STORED DATA:

---

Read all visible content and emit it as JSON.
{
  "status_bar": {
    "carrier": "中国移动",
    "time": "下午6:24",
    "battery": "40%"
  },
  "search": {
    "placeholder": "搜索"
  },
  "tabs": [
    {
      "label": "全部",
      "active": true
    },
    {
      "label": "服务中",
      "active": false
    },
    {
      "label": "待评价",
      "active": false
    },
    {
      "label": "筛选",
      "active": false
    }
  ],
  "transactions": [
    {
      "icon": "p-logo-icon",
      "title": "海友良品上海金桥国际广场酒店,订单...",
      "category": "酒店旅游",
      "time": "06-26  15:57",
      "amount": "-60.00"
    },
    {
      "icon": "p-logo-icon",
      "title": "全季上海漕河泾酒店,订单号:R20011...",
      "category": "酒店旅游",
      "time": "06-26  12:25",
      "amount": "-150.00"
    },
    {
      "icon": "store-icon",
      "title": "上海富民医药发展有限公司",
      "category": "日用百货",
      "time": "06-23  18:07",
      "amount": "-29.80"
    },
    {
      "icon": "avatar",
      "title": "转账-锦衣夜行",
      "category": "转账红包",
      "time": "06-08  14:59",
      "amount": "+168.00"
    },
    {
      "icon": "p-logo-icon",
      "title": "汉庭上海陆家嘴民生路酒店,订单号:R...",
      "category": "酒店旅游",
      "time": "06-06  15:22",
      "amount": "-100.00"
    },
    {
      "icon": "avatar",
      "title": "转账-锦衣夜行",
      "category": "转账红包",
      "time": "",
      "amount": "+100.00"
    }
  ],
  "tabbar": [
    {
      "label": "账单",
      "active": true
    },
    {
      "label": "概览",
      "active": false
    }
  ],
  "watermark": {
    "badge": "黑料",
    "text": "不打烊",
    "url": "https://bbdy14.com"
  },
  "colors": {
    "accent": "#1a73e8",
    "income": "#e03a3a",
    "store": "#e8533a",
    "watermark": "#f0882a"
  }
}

---

STATED EXERCISE: Using the listing above, gather each line that holds the string "time" and copy it.

TASK ANSWER:
    "time": "下午6:24",
      "time": "06-26  15:57",
      "time": "06-26  12:25",
      "time": "06-23  18:07",
      "time": "06-08  14:59",
      "time": "06-06  15:22",
      "time": "",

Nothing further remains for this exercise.